WHAT THE EXERCISE ASKS: Go through the entries below and collect each line with the string "name" in it.

SUPPLIED DATA:
»»

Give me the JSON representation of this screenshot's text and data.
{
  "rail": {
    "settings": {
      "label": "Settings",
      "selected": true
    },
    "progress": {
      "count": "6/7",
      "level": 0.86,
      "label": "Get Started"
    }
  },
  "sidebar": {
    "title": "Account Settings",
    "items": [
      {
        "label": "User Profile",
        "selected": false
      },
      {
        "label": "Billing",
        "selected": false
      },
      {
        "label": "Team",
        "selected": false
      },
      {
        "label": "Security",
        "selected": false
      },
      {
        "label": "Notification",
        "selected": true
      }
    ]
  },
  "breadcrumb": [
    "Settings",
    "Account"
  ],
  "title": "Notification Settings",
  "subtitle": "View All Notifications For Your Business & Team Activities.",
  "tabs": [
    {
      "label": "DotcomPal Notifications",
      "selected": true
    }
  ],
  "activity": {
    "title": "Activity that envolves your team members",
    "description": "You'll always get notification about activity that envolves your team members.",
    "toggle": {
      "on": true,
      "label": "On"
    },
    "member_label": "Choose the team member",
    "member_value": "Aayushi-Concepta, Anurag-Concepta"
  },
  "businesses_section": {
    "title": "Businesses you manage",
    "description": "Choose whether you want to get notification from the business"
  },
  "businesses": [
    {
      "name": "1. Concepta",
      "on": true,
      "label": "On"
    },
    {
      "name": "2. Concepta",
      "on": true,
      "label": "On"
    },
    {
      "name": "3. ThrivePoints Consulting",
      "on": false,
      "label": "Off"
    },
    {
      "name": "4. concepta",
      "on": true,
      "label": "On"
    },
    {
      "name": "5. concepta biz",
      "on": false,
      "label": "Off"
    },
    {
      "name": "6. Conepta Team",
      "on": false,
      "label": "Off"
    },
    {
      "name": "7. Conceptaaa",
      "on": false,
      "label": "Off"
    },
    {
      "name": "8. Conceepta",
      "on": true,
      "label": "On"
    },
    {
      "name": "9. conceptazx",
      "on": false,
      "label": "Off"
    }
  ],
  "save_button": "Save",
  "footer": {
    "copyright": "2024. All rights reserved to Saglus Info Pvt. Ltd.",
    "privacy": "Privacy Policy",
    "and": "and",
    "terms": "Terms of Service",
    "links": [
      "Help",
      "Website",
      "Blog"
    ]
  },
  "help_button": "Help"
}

««

SOLUTION:
      "name": "1. Concepta",
      "name": "2. Concepta",
      "name": "3. ThrivePoints Consulting",
      "name": "4. concepta",
      "name": "5. concepta biz",
      "name": "6. Conepta Team",
      "name": "7. Conceptaaa",
      "name": "8. Conceepta",
      "name": "9. conceptazx",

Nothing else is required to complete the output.